(Instrucciones):
**A.** Transcriba textualmente el fragmento de la política de privacidad que empieza en "3.3 Información Técnica" y termina en "servicio (negocios locales)".
**B.** Prosiga la redacción de la política de privacidad de CitaFlow a partir de su última línea.

(Bloque de texto):
*-*-*

Política de Privacidad

1. Introducción

En Lince Media LLC, operador de CitaFlow ("nosotros", "nuestro", "la Empresa"), nos comprometemos a proteger y respetar su privacidad. Esta Política de Privacidad explica cómo recopilamos, utilizamos, divulgamos y protegemos su información cuando utiliza nuestro servicio, de conformidad con el Reglamento General de Protección de Datos (RGPD) y otras normativas aplicables.

2. Responsable del Tratamiento

3. Información que Recopilamos

3.1 Información de Cuenta

• Nombre completo y datos de contacto
• Dirección de correo electrónico
• Número de teléfono
• Información de facturación y pago
• Detalles de la empresa o negocio
• NIF/CIF para facturación

3.2 Datos de Uso del Servicio

• Registros de llamadas telefónicas procesadas por nuestro sistema de IA
• Transcripciones de conversaciones para mejorar el servicio
• Grabaciones de mensajes de voz (cuando aplicable)
• Datos de citas y calendarios gestionados
• Configuraciones y preferencias del servicio
• Métricas de rendimiento y análisis de uso

3.3 Información Técnica

• Direcciones IP y ubicación geográfica general
• Información del navegador y dispositivo
• Cookies y tecnologías de seguimiento
• Logs de actividad del sistema

3.4 Categorías de Interesados

• Usuarios del servicio (negocios locales)
• Clientes finales de los negocios locales
• Usuarios autorizados de las cuentas

4. Base Legal y Finalidades del Tratamiento

Como empresa establecida en Estados Unidos que presta servicios a clientes en la Unión Europea, procesamos su información personal basándonos en las siguientes bases legales del RGPD:

• Ejecución de contrato: Para proporcionar nuestros servicios de IA y gestión de citas
• Consentimiento: Para el procesamiento de grabaciones de voz y comunicaciones de marketing
• Interés legítimo: Para mejorar nuestros servicios y prevenir fraudes
• Obligación legal: Para cumplir con requerimientos fiscales y legales

5. Ubicación y Procesamiento de Datos

Aunque somos una empresa estadounidense, sus datos están alojados exclusivamente en la Unión Europea:

• Todos los datos de clientes se almacenan en servidores de Supabase ubicados en Francia (Región EU-WEST-3)

*-*-*

(Registros de datos):
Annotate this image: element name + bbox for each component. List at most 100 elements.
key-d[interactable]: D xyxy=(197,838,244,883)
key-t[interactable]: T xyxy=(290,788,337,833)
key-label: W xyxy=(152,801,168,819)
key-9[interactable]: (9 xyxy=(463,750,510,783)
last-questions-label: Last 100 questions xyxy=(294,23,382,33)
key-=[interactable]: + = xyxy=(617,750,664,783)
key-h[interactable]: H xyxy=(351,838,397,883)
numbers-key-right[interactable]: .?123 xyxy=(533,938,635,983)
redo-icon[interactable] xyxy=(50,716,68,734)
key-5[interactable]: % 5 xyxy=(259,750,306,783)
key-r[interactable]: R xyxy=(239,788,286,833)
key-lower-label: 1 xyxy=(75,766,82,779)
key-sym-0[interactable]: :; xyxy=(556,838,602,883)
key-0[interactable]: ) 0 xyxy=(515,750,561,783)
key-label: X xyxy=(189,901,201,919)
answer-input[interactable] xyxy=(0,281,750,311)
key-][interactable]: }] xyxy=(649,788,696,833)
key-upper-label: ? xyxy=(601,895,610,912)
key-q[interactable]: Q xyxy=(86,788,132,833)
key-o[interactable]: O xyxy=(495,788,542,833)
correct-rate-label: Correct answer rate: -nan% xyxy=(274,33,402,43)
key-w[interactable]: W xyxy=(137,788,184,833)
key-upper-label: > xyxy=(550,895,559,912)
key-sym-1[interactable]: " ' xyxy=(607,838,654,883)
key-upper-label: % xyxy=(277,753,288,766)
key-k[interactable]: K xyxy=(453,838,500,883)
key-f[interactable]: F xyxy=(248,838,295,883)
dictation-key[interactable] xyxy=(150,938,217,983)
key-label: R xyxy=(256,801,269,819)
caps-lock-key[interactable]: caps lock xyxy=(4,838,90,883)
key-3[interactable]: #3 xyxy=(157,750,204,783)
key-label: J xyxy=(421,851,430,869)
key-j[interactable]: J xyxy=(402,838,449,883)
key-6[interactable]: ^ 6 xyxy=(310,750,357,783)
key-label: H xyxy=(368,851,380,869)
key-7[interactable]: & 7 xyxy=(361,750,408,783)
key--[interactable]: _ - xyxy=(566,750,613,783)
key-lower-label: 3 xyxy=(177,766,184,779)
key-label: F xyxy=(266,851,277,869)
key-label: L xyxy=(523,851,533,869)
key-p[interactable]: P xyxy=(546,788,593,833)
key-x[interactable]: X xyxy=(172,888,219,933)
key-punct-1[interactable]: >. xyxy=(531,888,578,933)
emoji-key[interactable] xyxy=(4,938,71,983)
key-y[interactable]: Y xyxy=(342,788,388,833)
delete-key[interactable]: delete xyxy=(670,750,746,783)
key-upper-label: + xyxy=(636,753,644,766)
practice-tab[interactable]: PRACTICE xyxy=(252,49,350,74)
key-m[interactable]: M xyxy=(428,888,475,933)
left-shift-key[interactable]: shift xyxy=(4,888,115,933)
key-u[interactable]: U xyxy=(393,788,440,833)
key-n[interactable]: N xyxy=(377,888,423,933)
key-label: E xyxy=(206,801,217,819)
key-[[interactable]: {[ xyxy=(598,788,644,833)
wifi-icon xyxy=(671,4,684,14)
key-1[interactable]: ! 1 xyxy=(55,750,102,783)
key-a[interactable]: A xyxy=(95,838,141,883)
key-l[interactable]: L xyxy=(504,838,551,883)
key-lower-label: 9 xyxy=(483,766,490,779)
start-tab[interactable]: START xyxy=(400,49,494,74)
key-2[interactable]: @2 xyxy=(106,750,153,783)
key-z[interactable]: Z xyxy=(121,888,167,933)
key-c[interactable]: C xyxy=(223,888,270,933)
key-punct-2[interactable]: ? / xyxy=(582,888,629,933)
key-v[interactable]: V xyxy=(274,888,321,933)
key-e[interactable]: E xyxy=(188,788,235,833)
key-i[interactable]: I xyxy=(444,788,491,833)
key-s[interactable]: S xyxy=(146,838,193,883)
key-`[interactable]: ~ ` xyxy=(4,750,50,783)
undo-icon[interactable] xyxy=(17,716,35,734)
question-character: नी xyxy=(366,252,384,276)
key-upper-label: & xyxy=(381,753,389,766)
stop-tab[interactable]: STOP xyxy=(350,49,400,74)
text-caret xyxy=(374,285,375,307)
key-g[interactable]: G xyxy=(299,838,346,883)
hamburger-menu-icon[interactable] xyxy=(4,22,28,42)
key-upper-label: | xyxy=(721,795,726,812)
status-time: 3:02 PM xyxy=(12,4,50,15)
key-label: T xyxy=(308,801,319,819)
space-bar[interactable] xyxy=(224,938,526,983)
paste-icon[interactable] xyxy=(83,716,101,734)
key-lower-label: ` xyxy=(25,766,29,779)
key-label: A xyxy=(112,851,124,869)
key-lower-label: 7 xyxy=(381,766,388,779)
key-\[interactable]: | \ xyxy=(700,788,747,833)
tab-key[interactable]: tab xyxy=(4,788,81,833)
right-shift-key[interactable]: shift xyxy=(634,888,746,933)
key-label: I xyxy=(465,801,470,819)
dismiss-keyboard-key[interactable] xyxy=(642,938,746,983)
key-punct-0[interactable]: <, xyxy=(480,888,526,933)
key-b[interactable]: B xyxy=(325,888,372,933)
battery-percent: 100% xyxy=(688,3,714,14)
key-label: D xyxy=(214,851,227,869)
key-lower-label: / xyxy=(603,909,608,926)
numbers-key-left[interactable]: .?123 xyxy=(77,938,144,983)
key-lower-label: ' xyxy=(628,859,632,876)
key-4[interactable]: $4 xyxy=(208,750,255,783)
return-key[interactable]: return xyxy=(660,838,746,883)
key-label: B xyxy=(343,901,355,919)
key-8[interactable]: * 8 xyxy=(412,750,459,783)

*-*-*

(Respuestas dadas):
**A.**
3.3 Información Técnica

• Direcciones IP y ubicación geográfica general
• Información del navegador y dispositivo
• Cookies y tecnologías de seguimiento
• Logs de actividad del sistema

3.4 Categorías de Interesados

• Usuarios del servicio (negocios locales)

**B.**
• Supabase Inc. actúa como nuestro encargado del tratamiento bajo un Acuerdo de Procesamiento de Datos (DPA) conforme al artículo 28 del RGPD
• El DPA incorpora las Cláusulas Contractuales Estándar (SCC) de la Comisión Europea para transferencias internacionales

6. Compartir Información y Sub-encargados

No vendemos, alquilamos o comercializamos su información personal. Compartimos datos únicamente con:

6.1 Encargados del Tratamiento Principales

• Supabase Inc.: Infraestructura de base de datos (servidores en Francia, UE)
• OpenAI: Procesamiento de voz e inteligencia artificial (con medidas de seguridad apropiadas)
• Twilio: Servicios de telefonía y comunicaciones
• Stripe: Procesamiento de pagos (certificado PCI-DSS)

6.2 Sub-encargados de Supabase

La lista completa de sub-encargados está disponible en: https://supabase.com/legal/subprocessors

Seremos notificados de cambios en sub-encargados con 30 días de antelación.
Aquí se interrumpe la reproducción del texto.